##### Data for this exercise

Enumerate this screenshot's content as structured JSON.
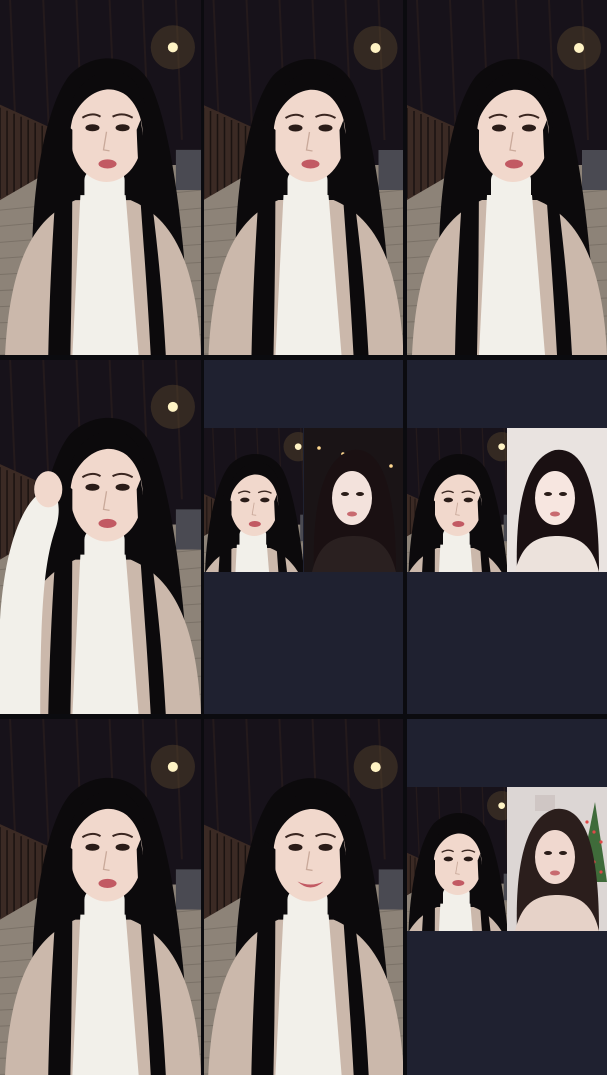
{
  "grid": {
    "rows": 3,
    "cols": 3,
    "background_color": "#0b0b0f",
    "empty_panel_color": "#1f2130"
  },
  "tiles": [
    {
      "kind": "single",
      "scene": "street-night-selfie"
    },
    {
      "kind": "single",
      "scene": "street-night-selfie"
    },
    {
      "kind": "single",
      "scene": "street-night-selfie"
    },
    {
      "kind": "single",
      "scene": "street-night-selfie-hand"
    },
    {
      "kind": "split",
      "scenes": [
        "street-night-selfie",
        "street-night-guest"
      ]
    },
    {
      "kind": "split",
      "scenes": [
        "street-night-selfie",
        "indoor-light-guest"
      ]
    },
    {
      "kind": "single",
      "scene": "street-night-selfie"
    },
    {
      "kind": "single",
      "scene": "street-night-selfie-smile"
    },
    {
      "kind": "split",
      "scenes": [
        "street-night-selfie",
        "indoor-christmas-guest"
      ]
    }
  ],
  "colors": {
    "sky": "#17121a",
    "streetlight": "#fff3c4",
    "hair": "#0c0a0c",
    "skin": "#f1d8cc",
    "jacket": "#f2f0ea",
    "coat": "#cbb8ab",
    "lips": "#c25a63",
    "pavement": "#8d8378",
    "fence": "#3b2a24"
  }
}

##########

▶ Task prompt
Give back the entries verbatim. Do not include any picture.

▶ Written response
Enumerate this screenshot's content as structured JSON.
{
  "grid": {
    "rows": 3,
    "cols": 3,
    "background_color": "#0b0b0f",
    "empty_panel_color": "#1f2130"
  },
  "tiles": [
    {
      "kind": "single",
      "scene": "street-night-selfie"
    },
    {
      "kind": "single",
      "scene": "street-night-selfie"
    },
    {
      "kind": "single",
      "scene": "street-night-selfie"
    },
    {
      "kind": "single",
      "scene": "street-night-selfie-hand"
    },
    {
      "kind": "split",
      "scenes": [
        "street-night-selfie",
        "street-night-guest"
      ]
    },
    {
      "kind": "split",
      "scenes": [
        "street-night-selfie",
        "indoor-light-guest"
      ]
    },
    {
      "kind": "single",
      "scene": "street-night-selfie"
    },
    {
      "kind": "single",
      "scene": "street-night-selfie-smile"
    },
    {
      "kind": "split",
      "scenes": [
        "street-night-selfie",
        "indoor-christmas-guest"
      ]
    }
  ],
  "colors": {
    "sky": "#17121a",
    "streetlight": "#fff3c4",
    "hair": "#0c0a0c",
    "skin": "#f1d8cc",
    "jacket": "#f2f0ea",
    "coat": "#cbb8ab",
    "lips": "#c25a63",
    "pavement": "#8d8378",
    "fence": "#3b2a24"
  }
}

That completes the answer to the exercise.